EXERCISE >> Identify every line in the records below that contains the word "PEONG", and reproduce each one.

STORED DATA >>
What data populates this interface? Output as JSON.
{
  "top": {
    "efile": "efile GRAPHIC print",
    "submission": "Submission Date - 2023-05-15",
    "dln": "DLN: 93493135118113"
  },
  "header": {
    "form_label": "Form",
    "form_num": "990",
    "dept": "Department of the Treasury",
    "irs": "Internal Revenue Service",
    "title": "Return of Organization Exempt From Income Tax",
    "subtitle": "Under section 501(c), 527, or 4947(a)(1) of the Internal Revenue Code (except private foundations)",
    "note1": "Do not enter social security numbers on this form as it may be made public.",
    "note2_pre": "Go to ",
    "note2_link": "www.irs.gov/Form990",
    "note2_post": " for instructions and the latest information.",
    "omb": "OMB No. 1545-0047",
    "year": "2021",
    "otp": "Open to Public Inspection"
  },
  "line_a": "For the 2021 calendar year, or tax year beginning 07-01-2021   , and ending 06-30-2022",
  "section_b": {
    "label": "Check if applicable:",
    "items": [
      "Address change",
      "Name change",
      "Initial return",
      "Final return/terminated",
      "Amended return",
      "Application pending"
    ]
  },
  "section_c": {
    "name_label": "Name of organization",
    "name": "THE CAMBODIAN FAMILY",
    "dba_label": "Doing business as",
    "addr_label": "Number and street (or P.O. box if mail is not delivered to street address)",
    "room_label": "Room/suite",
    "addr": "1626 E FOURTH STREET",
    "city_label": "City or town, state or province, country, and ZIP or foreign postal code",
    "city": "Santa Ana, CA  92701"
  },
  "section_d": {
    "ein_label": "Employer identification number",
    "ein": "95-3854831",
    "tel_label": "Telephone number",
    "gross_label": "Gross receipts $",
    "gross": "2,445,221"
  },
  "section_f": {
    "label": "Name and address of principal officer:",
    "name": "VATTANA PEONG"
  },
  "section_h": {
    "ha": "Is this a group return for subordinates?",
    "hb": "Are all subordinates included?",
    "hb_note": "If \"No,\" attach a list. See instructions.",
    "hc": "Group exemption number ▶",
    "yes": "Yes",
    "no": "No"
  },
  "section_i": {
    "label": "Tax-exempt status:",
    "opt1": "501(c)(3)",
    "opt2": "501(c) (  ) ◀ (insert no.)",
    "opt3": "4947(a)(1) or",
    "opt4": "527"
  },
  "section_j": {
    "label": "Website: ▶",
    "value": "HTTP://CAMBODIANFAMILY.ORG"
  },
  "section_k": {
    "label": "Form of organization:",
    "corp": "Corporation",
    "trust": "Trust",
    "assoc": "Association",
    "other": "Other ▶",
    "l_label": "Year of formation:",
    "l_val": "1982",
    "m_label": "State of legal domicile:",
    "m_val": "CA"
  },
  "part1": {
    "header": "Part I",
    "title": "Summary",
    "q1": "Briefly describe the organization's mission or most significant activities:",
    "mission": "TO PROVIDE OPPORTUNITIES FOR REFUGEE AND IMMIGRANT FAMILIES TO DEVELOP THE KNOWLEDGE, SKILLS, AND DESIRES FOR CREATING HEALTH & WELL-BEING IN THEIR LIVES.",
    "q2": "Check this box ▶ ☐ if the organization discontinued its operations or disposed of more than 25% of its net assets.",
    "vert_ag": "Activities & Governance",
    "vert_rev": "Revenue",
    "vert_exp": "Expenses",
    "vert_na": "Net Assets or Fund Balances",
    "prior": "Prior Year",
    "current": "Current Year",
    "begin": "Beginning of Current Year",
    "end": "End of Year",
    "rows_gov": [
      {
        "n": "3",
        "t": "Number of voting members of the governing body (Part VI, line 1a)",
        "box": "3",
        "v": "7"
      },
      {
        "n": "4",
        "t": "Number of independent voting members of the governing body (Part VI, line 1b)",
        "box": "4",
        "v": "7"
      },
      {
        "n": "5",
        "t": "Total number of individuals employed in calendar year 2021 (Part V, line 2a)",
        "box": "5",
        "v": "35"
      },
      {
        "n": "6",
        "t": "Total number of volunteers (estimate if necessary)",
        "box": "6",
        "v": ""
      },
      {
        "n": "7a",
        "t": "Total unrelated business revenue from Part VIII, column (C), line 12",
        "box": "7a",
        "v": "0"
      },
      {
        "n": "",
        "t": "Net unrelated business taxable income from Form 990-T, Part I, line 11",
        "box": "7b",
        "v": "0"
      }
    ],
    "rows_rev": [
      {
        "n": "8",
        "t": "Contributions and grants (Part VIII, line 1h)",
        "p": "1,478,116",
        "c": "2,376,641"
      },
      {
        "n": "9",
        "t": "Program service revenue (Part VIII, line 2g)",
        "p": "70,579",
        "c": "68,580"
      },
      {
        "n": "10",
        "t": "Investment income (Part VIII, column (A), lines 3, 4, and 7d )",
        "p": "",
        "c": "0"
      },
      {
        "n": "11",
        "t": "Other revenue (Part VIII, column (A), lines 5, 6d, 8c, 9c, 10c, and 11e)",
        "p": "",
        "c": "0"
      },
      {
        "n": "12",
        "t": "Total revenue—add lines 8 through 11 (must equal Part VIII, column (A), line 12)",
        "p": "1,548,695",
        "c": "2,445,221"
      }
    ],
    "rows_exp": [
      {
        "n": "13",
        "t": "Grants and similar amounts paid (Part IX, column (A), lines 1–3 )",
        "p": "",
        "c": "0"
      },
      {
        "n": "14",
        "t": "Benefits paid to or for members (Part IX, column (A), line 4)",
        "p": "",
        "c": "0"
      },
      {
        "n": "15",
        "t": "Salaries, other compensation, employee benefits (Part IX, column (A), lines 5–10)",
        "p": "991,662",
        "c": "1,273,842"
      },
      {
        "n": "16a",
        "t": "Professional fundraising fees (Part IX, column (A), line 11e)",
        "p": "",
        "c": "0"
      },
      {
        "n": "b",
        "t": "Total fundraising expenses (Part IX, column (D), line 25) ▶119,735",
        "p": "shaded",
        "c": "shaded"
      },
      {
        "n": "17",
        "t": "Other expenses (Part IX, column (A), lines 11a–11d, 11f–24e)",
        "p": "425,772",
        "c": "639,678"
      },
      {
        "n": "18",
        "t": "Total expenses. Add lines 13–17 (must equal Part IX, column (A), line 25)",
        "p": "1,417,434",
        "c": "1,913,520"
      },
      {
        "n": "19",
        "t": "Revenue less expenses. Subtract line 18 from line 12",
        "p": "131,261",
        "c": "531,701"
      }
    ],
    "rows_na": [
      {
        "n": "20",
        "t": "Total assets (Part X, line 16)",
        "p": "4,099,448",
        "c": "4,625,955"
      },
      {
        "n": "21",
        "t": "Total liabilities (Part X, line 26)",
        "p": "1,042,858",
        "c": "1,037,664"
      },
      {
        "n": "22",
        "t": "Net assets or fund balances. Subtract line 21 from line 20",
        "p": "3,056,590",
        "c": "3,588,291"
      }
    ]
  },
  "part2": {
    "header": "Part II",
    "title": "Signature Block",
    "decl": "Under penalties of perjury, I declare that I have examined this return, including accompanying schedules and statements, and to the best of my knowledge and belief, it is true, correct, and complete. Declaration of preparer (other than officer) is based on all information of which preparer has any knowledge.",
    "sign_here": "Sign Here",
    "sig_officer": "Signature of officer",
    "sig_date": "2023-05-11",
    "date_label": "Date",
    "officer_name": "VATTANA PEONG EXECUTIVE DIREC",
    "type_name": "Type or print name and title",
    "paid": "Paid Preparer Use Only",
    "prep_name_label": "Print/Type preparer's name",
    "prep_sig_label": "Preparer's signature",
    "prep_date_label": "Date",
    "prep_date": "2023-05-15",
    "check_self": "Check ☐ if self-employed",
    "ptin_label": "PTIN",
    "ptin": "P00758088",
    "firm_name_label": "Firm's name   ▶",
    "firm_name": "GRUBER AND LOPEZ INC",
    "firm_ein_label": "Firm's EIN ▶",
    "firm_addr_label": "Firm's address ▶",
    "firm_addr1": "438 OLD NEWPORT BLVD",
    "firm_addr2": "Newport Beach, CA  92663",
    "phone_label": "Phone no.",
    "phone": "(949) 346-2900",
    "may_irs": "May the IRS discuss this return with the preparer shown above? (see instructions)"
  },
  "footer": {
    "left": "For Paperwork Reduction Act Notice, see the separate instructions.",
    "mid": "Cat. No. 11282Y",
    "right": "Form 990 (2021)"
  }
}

FULL SOLUTION >>
    "name": "VATTANA PEONG"
    "officer_name": "VATTANA PEONG EXECUTIVE DIREC",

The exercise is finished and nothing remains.